— START OF Extracted information —

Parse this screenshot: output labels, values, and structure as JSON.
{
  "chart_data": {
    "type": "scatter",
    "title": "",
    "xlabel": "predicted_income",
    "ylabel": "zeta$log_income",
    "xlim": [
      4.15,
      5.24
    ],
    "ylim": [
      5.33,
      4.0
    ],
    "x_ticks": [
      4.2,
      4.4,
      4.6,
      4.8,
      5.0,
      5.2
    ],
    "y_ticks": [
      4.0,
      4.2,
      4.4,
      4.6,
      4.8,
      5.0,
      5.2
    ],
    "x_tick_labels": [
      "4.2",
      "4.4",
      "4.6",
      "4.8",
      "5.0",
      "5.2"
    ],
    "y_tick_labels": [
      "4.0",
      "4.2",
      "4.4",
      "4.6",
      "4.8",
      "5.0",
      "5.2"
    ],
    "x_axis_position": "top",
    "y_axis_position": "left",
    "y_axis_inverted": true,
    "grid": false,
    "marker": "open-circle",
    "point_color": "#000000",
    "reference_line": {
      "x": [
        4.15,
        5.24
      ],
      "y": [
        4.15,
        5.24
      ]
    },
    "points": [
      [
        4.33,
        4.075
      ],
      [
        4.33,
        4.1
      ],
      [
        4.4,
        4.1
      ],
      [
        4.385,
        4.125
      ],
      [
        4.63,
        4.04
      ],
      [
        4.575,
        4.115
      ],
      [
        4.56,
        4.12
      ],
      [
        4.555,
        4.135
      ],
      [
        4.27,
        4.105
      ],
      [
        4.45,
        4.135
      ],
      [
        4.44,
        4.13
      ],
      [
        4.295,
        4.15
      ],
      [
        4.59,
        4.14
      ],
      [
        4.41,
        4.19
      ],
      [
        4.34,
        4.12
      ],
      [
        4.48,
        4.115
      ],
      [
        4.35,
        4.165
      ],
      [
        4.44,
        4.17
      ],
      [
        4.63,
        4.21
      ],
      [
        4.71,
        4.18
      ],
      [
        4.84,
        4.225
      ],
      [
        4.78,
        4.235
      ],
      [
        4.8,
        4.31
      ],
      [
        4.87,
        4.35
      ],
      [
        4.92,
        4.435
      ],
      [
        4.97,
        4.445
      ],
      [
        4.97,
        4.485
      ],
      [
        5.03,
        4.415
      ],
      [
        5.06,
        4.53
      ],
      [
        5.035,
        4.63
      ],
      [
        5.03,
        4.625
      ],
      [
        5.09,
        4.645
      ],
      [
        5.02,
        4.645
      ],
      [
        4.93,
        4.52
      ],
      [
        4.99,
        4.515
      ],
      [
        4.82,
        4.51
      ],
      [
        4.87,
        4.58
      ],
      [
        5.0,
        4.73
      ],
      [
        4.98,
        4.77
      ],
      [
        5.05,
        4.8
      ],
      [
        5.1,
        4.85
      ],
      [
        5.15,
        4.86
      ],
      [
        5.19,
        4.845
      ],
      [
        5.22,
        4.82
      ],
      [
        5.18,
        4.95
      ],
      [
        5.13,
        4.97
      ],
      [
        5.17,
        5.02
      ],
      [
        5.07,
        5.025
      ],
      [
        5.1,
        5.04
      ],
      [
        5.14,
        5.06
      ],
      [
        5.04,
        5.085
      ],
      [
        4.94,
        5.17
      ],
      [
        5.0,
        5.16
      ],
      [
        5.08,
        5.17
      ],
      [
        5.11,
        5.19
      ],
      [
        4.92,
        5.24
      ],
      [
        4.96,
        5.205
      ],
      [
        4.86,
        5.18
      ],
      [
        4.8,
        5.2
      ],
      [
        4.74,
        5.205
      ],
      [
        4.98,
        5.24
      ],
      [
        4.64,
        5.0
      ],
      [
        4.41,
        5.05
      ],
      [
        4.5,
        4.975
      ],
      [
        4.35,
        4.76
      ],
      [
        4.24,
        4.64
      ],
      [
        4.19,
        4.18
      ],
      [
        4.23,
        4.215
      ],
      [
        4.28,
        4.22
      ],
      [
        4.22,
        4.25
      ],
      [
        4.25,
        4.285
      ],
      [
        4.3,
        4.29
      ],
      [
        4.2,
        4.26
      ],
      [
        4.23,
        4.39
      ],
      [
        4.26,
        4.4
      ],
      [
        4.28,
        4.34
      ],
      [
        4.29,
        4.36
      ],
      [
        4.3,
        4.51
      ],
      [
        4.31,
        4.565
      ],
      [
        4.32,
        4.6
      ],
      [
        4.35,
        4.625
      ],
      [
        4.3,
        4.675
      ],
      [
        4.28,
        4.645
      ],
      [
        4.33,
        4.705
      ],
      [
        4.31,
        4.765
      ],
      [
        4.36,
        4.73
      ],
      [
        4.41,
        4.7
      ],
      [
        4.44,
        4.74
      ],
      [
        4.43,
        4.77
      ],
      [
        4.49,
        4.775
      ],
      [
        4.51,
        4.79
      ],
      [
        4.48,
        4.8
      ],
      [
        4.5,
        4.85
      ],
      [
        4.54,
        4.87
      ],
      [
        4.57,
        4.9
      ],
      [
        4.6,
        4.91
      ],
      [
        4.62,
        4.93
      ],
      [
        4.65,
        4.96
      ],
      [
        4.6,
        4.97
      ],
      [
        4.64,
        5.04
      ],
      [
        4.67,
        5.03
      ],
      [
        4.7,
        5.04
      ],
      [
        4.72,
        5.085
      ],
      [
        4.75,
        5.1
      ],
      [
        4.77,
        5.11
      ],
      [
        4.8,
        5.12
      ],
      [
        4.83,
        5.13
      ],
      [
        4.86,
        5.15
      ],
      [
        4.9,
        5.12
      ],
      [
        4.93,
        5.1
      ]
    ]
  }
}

— END OF Extracted information —

> [What you have to do] Extract the listing in its entirety and repeat it exactly.

> [Answer for the task]
Parse this screenshot: output labels, values, and structure as JSON.
{
  "chart_data": {
    "type": "scatter",
    "title": "",
    "xlabel": "predicted_income",
    "ylabel": "zeta$log_income",
    "xlim": [
      4.15,
      5.24
    ],
    "ylim": [
      5.33,
      4.0
    ],
    "x_ticks": [
      4.2,
      4.4,
      4.6,
      4.8,
      5.0,
      5.2
    ],
    "y_ticks": [
      4.0,
      4.2,
      4.4,
      4.6,
      4.8,
      5.0,
      5.2
    ],
    "x_tick_labels": [
      "4.2",
      "4.4",
      "4.6",
      "4.8",
      "5.0",
      "5.2"
    ],
    "y_tick_labels": [
      "4.0",
      "4.2",
      "4.4",
      "4.6",
      "4.8",
      "5.0",
      "5.2"
    ],
    "x_axis_position": "top",
    "y_axis_position": "left",
    "y_axis_inverted": true,
    "grid": false,
    "marker": "open-circle",
    "point_color": "#000000",
    "reference_line": {
      "x": [
        4.15,
        5.24
      ],
      "y": [
        4.15,
        5.24
      ]
    },
    "points": [
      [
        4.33,
        4.075
      ],
      [
        4.33,
        4.1
      ],
      [
        4.4,
        4.1
      ],
      [
        4.385,
        4.125
      ],
      [
        4.63,
        4.04
      ],
      [
        4.575,
        4.115
      ],
      [
        4.56,
        4.12
      ],
      [
        4.555,
        4.135
      ],
      [
        4.27,
        4.105
      ],
      [
        4.45,
        4.135
      ],
      [
        4.44,
        4.13
      ],
      [
        4.295,
        4.15
      ],
      [
        4.59,
        4.14
      ],
      [
        4.41,
        4.19
      ],
      [
        4.34,
        4.12
      ],
      [
        4.48,
        4.115
      ],
      [
        4.35,
        4.165
      ],
      [
        4.44,
        4.17
      ],
      [
        4.63,
        4.21
      ],
      [
        4.71,
        4.18
      ],
      [
        4.84,
        4.225
      ],
      [
        4.78,
        4.235
      ],
      [
        4.8,
        4.31
      ],
      [
        4.87,
        4.35
      ],
      [
        4.92,
        4.435
      ],
      [
        4.97,
        4.445
      ],
      [
        4.97,
        4.485
      ],
      [
        5.03,
        4.415
      ],
      [
        5.06,
        4.53
      ],
      [
        5.035,
        4.63
      ],
      [
        5.03,
        4.625
      ],
      [
        5.09,
        4.645
      ],
      [
        5.02,
        4.645
      ],
      [
        4.93,
        4.52
      ],
      [
        4.99,
        4.515
      ],
      [
        4.82,
        4.51
      ],
      [
        4.87,
        4.58
      ],
      [
        5.0,
        4.73
      ],
      [
        4.98,
        4.77
      ],
      [
        5.05,
        4.8
      ],
      [
        5.1,
        4.85
      ],
      [
        5.15,
        4.86
      ],
      [
        5.19,
        4.845
      ],
      [
        5.22,
        4.82
      ],
      [
        5.18,
        4.95
      ],
      [
        5.13,
        4.97
      ],
      [
        5.17,
        5.02
      ],
      [
        5.07,
        5.025
      ],
      [
        5.1,
        5.04
      ],
      [
        5.14,
        5.06
      ],
      [
        5.04,
        5.085
      ],
      [
        4.94,
        5.17
      ],
      [
        5.0,
        5.16
      ],
      [
        5.08,
        5.17
      ],
      [
        5.11,
        5.19
      ],
      [
        4.92,
        5.24
      ],
      [
        4.96,
        5.205
      ],
      [
        4.86,
        5.18
      ],
      [
        4.8,
        5.2
      ],
      [
        4.74,
        5.205
      ],
      [
        4.98,
        5.24
      ],
      [
        4.64,
        5.0
      ],
      [
        4.41,
        5.05
      ],
      [
        4.5,
        4.975
      ],
      [
        4.35,
        4.76
      ],
      [
        4.24,
        4.64
      ],
      [
        4.19,
        4.18
      ],
      [
        4.23,
        4.215
      ],
      [
        4.28,
        4.22
      ],
      [
        4.22,
        4.25
      ],
      [
        4.25,
        4.285
      ],
      [
        4.3,
        4.29
      ],
      [
        4.2,
        4.26
      ],
      [
        4.23,
        4.39
      ],
      [
        4.26,
        4.4
      ],
      [
        4.28,
        4.34
      ],
      [
        4.29,
        4.36
      ],
      [
        4.3,
        4.51
      ],
      [
        4.31,
        4.565
      ],
      [
        4.32,
        4.6
      ],
      [
        4.35,
        4.625
      ],
      [
        4.3,
        4.675
      ],
      [
        4.28,
        4.645
      ],
      [
        4.33,
        4.705
      ],
      [
        4.31,
        4.765
      ],
      [
        4.36,
        4.73
      ],
      [
        4.41,
        4.7
      ],
      [
        4.44,
        4.74
      ],
      [
        4.43,
        4.77
      ],
      [
        4.49,
        4.775
      ],
      [
        4.51,
        4.79
      ],
      [
        4.48,
        4.8
      ],
      [
        4.5,
        4.85
      ],
      [
        4.54,
        4.87
      ],
      [
        4.57,
        4.9
      ],
      [
        4.6,
        4.91
      ],
      [
        4.62,
        4.93
      ],
      [
        4.65,
        4.96
      ],
      [
        4.6,
        4.97
      ],
      [
        4.64,
        5.04
      ],
      [
        4.67,
        5.03
      ],
      [
        4.7,
        5.04
      ],
      [
        4.72,
        5.085
      ],
      [
        4.75,
        5.1
      ],
      [
        4.77,
        5.11
      ],
      [
        4.8,
        5.12
      ],
      [
        4.83,
        5.13
      ],
      [
        4.86,
        5.15
      ],
      [
        4.9,
        5.12
      ],
      [
        4.93,
        5.1
      ]
    ]
  }
}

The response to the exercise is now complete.